***** SUPPLIED DATA

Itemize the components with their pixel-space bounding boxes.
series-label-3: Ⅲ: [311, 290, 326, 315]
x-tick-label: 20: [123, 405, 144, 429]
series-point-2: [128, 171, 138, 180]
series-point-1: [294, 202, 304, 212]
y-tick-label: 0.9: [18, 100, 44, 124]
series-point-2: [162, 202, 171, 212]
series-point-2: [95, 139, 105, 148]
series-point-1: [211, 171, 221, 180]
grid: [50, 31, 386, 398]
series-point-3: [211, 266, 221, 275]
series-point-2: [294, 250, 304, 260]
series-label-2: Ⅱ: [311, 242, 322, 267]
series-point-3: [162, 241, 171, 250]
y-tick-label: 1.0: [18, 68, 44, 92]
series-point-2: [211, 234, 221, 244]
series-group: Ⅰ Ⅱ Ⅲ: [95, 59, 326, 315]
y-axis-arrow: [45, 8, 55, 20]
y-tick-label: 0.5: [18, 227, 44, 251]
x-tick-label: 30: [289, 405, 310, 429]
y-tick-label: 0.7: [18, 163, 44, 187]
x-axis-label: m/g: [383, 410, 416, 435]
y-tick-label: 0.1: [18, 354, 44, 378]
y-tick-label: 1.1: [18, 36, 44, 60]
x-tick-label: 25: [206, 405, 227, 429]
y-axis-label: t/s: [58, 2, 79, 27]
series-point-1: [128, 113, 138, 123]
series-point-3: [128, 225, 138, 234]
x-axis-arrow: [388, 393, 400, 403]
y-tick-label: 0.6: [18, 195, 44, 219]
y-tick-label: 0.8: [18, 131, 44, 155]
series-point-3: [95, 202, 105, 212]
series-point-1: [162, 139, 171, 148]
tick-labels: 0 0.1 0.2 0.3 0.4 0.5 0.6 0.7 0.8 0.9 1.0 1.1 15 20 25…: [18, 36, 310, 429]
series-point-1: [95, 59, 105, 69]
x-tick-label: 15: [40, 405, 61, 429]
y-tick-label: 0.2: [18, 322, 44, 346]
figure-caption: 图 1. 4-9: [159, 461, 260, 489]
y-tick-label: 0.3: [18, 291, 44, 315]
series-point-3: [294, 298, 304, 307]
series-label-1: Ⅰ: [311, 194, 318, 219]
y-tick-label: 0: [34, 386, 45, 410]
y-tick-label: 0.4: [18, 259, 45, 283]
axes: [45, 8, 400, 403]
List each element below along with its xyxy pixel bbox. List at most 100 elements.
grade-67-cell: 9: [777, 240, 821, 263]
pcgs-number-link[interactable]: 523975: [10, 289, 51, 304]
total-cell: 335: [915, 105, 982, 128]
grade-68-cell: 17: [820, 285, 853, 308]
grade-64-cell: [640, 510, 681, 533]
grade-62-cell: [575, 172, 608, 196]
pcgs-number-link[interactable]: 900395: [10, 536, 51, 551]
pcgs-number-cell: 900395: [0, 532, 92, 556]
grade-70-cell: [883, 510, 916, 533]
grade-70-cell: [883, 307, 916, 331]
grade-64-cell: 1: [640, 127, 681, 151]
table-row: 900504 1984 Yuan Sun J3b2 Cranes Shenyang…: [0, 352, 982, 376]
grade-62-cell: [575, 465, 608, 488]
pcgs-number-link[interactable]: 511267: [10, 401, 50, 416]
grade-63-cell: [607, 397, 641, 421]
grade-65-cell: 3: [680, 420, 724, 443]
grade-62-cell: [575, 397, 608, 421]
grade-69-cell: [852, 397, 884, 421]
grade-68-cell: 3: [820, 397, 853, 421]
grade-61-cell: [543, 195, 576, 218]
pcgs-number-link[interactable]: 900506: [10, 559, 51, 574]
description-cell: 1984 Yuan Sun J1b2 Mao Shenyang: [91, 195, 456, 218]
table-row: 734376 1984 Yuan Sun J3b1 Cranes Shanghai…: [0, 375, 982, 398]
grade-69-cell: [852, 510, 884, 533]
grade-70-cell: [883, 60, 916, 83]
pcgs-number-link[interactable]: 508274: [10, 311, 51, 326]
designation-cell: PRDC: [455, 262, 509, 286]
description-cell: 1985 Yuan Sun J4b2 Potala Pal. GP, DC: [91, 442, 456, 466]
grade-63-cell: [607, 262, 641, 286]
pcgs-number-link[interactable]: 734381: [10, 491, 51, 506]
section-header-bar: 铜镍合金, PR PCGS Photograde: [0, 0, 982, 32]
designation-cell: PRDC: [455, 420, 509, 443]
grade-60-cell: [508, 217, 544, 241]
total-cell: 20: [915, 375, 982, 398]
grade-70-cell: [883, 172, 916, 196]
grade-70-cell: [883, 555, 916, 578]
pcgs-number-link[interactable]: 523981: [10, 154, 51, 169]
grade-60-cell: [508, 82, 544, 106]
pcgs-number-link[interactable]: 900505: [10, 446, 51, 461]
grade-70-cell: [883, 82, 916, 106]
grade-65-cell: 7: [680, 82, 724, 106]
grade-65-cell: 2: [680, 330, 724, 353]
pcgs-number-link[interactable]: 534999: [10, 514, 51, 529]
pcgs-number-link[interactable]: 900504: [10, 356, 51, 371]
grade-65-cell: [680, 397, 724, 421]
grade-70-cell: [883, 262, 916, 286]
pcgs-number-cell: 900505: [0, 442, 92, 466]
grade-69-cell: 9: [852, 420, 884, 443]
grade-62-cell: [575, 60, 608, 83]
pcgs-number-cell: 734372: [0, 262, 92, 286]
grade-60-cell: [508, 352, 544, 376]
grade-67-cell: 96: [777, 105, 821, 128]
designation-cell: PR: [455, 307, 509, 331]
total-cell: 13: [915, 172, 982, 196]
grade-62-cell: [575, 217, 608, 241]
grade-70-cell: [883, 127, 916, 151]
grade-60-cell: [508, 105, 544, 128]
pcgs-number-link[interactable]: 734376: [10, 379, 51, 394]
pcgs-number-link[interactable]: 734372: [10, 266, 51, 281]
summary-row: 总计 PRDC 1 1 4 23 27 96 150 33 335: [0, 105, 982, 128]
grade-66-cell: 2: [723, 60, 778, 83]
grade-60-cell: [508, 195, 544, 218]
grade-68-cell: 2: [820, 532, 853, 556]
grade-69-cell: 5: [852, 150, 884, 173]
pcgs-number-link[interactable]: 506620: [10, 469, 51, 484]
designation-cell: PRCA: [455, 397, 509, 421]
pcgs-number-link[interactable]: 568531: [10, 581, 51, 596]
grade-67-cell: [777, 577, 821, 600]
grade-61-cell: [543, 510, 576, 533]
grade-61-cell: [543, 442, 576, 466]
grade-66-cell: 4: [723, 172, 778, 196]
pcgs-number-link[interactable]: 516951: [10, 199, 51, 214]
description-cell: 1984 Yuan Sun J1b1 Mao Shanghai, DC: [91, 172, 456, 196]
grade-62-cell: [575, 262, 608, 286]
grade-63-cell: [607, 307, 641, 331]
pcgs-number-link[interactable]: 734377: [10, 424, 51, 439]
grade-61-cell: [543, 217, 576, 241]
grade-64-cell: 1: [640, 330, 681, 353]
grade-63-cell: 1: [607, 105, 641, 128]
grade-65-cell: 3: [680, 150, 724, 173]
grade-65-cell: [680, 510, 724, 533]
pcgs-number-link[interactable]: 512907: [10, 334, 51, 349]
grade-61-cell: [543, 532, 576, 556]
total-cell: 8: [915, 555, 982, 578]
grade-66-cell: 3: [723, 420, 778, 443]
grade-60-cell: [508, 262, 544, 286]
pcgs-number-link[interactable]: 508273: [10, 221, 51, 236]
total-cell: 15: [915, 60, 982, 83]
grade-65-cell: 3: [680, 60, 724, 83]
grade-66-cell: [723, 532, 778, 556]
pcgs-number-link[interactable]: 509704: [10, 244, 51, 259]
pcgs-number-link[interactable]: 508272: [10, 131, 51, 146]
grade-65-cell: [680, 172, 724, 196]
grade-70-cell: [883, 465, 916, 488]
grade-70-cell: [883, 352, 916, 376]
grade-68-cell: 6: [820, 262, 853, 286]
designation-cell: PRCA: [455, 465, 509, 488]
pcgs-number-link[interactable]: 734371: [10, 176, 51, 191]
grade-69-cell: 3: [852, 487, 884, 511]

**********

**WORK INSTRUCTIONS:** Extract, word for word, every line from the start of the data down to the line that contains "series-point-1: [128, 113, 138, 123]", including both of those lines.

**EXERCISE OUTPUT:**
Itemize the components with their pixel-space bounding boxes.
series-label-3: Ⅲ: [311, 290, 326, 315]
x-tick-label: 20: [123, 405, 144, 429]
series-point-2: [128, 171, 138, 180]
series-point-1: [294, 202, 304, 212]
y-tick-label: 0.9: [18, 100, 44, 124]
series-point-2: [162, 202, 171, 212]
series-point-2: [95, 139, 105, 148]
series-point-1: [211, 171, 221, 180]
grid: [50, 31, 386, 398]
series-point-3: [211, 266, 221, 275]
series-point-2: [294, 250, 304, 260]
series-label-2: Ⅱ: [311, 242, 322, 267]
series-point-3: [162, 241, 171, 250]
y-tick-label: 1.0: [18, 68, 44, 92]
series-point-2: [211, 234, 221, 244]
series-group: Ⅰ Ⅱ Ⅲ: [95, 59, 326, 315]
y-axis-arrow: [45, 8, 55, 20]
y-tick-label: 0.5: [18, 227, 44, 251]
x-tick-label: 30: [289, 405, 310, 429]
y-tick-label: 0.7: [18, 163, 44, 187]
x-axis-label: m/g: [383, 410, 416, 435]
y-tick-label: 0.1: [18, 354, 44, 378]
y-tick-label: 1.1: [18, 36, 44, 60]
x-tick-label: 25: [206, 405, 227, 429]
y-axis-label: t/s: [58, 2, 79, 27]
series-point-1: [128, 113, 138, 123]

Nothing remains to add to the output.